* **Set problem**
The listing below should be written out exactly; please include all of it.

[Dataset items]
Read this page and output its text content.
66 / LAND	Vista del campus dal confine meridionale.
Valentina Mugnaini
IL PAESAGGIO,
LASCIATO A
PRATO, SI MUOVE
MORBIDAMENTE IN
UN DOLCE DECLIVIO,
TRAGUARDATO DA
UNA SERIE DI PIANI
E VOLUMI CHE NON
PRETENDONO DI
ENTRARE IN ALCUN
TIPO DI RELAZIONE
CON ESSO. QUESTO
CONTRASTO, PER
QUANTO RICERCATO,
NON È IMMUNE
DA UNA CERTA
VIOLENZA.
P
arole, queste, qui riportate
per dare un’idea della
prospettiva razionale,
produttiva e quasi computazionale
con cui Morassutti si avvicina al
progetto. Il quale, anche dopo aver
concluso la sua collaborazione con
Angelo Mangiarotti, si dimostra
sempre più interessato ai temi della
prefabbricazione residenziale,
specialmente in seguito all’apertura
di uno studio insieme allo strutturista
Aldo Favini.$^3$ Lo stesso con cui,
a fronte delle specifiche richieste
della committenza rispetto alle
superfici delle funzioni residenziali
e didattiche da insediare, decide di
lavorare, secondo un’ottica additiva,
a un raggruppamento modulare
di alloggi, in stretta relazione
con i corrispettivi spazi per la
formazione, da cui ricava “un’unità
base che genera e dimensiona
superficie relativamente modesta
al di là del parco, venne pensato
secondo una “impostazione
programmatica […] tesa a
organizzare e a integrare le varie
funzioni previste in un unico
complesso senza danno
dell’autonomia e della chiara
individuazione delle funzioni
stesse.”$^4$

* **Result for this task**
Read this page and output its text content.
66 / LAND	Vista del campus dal confine meridionale.
Valentina Mugnaini
IL PAESAGGIO,
LASCIATO A
PRATO, SI MUOVE
MORBIDAMENTE IN
UN DOLCE DECLIVIO,
TRAGUARDATO DA
UNA SERIE DI PIANI
E VOLUMI CHE NON
PRETENDONO DI
ENTRARE IN ALCUN
TIPO DI RELAZIONE
CON ESSO. QUESTO
CONTRASTO, PER
QUANTO RICERCATO,
NON È IMMUNE
DA UNA CERTA
VIOLENZA.
P
arole, queste, qui riportate
per dare un’idea della
prospettiva razionale,
produttiva e quasi computazionale
con cui Morassutti si avvicina al
progetto. Il quale, anche dopo aver
concluso la sua collaborazione con
Angelo Mangiarotti, si dimostra
sempre più interessato ai temi della
prefabbricazione residenziale,
specialmente in seguito all’apertura
di uno studio insieme allo strutturista
Aldo Favini.$^3$ Lo stesso con cui,
a fronte delle specifiche richieste
della committenza rispetto alle
superfici delle funzioni residenziali
e didattiche da insediare, decide di
lavorare, secondo un’ottica additiva,
a un raggruppamento modulare
di alloggi, in stretta relazione
con i corrispettivi spazi per la
formazione, da cui ricava “un’unità
base che genera e dimensiona
superficie relativamente modesta
al di là del parco, venne pensato
secondo una “impostazione
programmatica […] tesa a
organizzare e a integrare le varie
funzioni previste in un unico
complesso senza danno
dell’autonomia e della chiara
individuazione delle funzioni
stesse.”$^4$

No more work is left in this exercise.